WHAT NEEDS TO BE DONE:
Using the listing below, extract each line that has the word "name" in it.

[Begin]

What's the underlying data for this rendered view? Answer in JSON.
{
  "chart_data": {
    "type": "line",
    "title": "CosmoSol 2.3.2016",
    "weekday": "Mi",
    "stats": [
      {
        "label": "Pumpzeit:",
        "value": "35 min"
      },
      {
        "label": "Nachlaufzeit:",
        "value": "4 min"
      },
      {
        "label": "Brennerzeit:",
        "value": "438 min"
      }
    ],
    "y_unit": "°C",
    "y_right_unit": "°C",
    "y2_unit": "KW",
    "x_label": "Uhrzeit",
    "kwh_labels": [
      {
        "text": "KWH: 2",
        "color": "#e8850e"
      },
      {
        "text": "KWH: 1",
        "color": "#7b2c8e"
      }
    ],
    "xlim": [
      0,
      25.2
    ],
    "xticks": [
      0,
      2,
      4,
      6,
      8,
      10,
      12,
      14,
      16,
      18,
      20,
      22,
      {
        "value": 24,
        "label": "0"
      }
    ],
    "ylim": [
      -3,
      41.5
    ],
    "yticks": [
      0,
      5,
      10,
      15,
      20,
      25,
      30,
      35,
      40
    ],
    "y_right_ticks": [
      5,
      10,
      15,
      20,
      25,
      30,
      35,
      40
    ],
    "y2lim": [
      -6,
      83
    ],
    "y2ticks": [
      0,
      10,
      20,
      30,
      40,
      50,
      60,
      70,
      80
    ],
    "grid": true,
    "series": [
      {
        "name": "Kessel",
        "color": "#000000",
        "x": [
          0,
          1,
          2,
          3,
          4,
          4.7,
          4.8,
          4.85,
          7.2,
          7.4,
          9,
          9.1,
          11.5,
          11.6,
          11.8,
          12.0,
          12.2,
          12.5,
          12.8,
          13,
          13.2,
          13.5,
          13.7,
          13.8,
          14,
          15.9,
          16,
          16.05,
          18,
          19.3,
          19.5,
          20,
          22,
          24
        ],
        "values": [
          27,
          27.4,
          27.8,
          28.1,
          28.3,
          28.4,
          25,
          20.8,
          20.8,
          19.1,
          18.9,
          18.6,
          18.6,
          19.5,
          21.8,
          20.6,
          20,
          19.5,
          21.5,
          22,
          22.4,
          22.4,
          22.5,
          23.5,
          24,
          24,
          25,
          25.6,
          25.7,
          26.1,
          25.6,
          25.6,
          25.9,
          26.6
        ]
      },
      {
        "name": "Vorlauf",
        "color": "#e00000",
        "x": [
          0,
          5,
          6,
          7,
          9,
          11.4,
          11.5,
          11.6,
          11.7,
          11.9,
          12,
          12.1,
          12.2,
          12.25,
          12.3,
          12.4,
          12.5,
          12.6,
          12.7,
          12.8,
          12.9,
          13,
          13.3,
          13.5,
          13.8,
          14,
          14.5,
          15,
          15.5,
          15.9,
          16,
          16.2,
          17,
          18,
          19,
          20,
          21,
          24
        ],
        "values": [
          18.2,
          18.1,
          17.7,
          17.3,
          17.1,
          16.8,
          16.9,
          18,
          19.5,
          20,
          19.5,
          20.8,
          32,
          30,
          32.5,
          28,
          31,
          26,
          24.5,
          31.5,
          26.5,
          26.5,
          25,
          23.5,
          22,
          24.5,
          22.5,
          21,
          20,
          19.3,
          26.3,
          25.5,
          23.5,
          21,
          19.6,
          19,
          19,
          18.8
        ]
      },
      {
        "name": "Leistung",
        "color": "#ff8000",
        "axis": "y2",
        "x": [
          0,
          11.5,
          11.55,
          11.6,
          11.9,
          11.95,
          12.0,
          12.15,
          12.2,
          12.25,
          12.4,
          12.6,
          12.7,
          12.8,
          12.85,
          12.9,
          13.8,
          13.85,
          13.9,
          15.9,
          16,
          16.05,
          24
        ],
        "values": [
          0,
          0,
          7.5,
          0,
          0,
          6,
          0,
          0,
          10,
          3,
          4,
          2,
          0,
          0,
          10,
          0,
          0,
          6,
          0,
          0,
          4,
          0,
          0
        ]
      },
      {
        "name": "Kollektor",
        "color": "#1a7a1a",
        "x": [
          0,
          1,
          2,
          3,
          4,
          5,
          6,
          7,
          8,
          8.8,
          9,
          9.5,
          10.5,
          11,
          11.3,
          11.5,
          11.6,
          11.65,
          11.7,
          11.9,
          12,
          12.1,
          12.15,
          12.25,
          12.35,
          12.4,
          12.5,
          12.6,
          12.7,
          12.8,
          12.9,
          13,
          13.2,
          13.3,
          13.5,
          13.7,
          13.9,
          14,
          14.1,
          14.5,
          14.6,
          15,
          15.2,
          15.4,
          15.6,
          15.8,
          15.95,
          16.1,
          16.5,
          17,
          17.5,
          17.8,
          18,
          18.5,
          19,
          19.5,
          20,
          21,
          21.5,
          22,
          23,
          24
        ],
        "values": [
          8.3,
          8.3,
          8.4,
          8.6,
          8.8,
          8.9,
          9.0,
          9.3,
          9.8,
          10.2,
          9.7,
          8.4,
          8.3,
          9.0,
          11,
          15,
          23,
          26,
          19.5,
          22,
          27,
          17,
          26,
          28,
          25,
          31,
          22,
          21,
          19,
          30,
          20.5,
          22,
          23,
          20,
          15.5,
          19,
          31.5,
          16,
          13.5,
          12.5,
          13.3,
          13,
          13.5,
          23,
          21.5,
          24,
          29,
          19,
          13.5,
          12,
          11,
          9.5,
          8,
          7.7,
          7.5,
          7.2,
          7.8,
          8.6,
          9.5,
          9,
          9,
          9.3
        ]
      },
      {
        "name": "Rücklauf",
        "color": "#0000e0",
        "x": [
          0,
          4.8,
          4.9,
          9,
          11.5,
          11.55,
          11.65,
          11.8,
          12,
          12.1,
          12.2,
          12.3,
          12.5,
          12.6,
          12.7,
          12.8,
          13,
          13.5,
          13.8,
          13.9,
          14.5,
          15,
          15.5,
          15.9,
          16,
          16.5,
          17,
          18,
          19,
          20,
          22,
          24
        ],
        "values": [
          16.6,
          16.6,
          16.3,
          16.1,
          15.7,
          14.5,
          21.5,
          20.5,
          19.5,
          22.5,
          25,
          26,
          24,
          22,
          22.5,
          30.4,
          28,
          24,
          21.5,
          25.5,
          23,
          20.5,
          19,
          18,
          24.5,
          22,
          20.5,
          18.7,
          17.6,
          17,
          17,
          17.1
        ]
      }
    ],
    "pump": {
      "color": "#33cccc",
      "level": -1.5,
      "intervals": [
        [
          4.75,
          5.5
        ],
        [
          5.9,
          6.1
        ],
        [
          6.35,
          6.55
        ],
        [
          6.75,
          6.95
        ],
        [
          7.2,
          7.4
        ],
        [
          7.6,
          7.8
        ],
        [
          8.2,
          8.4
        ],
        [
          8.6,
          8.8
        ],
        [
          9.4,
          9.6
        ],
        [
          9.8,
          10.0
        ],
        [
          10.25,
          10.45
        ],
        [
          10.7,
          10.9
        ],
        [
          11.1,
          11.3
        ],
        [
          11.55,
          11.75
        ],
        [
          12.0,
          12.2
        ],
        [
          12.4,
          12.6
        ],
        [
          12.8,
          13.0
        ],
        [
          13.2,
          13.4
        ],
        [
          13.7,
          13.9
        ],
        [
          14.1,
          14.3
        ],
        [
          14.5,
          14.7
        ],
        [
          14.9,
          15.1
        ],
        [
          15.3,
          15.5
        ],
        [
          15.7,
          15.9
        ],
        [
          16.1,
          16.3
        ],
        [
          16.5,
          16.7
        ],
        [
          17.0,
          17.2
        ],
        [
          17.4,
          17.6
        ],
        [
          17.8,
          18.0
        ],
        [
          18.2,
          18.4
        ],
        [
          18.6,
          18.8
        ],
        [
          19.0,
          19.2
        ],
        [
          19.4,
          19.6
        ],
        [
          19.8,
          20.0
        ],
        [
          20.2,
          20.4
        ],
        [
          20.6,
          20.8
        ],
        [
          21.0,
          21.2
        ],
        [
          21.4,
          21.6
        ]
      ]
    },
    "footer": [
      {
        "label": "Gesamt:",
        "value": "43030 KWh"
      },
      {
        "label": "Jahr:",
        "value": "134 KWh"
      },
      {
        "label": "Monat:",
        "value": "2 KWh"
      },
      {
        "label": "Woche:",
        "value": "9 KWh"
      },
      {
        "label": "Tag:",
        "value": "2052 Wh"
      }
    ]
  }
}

[End]

IN RESPONSE:
        "name": "Kessel",
        "name": "Vorlauf",
        "name": "Leistung",
        "name": "Kollektor",
        "name": "Rücklauf",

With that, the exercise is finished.